§ **SET TASK**
Copy every line of the listing that holds the string "ciabatta".

++++ AVAILABLE DATA ++++

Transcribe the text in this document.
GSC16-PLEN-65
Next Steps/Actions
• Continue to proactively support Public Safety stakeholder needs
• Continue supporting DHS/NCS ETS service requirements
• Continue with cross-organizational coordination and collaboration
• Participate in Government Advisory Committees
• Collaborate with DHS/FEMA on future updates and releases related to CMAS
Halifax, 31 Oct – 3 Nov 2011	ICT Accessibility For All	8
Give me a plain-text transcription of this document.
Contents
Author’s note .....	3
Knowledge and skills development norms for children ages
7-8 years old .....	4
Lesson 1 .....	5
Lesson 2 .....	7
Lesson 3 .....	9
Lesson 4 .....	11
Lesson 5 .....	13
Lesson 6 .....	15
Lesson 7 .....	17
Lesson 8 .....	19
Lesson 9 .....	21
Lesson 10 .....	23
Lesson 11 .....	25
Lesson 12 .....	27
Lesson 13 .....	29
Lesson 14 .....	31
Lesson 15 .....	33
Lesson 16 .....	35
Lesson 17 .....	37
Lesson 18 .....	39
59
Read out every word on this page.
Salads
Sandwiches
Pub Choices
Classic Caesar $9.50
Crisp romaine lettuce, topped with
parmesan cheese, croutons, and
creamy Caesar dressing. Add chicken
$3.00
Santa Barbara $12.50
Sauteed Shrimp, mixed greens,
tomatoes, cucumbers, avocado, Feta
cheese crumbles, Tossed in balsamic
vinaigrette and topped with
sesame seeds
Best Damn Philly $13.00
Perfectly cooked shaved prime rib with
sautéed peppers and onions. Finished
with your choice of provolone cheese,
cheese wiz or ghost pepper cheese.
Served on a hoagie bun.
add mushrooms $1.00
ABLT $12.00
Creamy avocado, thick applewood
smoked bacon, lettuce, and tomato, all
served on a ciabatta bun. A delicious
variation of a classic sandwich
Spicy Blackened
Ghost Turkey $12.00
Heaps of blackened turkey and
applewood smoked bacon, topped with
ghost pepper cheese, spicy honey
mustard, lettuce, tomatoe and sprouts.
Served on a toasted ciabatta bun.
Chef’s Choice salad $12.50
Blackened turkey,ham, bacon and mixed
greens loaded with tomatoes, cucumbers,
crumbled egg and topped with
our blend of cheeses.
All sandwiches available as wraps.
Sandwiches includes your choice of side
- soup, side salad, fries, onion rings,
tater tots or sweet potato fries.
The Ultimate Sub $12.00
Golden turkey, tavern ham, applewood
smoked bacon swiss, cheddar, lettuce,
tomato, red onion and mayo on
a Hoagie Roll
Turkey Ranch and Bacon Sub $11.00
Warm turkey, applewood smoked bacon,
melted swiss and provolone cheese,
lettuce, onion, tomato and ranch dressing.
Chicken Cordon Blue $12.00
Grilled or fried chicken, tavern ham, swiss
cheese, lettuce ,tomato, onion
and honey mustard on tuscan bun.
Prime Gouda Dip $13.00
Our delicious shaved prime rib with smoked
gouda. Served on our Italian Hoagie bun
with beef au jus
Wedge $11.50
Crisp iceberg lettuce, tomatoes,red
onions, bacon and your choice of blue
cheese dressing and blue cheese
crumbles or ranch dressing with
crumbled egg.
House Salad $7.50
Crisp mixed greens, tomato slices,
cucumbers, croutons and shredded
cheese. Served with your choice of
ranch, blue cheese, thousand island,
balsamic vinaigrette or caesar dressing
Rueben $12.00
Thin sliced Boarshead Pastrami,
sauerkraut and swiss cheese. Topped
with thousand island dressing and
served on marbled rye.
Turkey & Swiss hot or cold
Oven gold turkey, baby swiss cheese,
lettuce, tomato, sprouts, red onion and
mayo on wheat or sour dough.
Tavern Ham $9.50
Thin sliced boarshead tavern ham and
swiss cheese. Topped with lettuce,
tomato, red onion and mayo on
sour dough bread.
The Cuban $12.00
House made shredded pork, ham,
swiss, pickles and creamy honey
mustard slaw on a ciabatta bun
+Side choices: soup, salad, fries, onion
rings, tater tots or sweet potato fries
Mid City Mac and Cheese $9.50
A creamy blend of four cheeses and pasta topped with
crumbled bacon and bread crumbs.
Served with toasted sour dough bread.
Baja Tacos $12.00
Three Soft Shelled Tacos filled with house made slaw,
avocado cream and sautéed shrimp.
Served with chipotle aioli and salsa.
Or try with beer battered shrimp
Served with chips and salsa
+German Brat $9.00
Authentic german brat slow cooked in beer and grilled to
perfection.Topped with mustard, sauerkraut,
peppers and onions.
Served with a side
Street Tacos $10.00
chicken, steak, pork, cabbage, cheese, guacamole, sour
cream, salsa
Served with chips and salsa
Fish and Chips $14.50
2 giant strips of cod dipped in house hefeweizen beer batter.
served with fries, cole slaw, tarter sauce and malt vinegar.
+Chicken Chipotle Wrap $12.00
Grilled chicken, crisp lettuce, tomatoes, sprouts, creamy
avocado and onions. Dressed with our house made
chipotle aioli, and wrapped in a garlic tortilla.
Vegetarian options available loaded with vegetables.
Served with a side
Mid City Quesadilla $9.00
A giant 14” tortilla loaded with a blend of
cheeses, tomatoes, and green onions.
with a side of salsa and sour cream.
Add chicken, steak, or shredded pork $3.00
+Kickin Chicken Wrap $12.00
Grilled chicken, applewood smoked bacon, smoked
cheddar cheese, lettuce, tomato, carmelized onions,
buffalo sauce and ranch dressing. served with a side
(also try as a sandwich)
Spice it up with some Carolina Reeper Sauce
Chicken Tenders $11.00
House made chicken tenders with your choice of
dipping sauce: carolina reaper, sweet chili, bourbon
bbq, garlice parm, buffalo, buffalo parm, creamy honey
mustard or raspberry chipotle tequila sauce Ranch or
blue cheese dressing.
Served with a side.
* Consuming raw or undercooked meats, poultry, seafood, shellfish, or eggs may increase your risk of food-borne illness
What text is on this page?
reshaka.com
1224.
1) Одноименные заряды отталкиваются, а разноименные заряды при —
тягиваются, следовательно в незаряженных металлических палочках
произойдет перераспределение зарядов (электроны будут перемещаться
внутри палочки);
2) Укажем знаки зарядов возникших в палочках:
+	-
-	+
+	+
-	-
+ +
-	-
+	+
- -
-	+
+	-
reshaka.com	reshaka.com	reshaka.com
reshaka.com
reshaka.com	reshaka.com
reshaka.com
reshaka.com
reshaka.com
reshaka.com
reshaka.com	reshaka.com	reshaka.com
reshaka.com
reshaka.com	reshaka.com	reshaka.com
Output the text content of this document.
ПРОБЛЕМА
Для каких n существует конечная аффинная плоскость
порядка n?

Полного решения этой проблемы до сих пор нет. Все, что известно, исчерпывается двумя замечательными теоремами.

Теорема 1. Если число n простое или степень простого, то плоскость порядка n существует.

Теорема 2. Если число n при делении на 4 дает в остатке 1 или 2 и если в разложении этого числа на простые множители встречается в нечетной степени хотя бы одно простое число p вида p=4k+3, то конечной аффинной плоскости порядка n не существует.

++++

§ **EXPECTED ANSWER**
served on a ciabatta bun. A delicious
Served on a toasted ciabatta bun.
mustard slaw on a ciabatta bun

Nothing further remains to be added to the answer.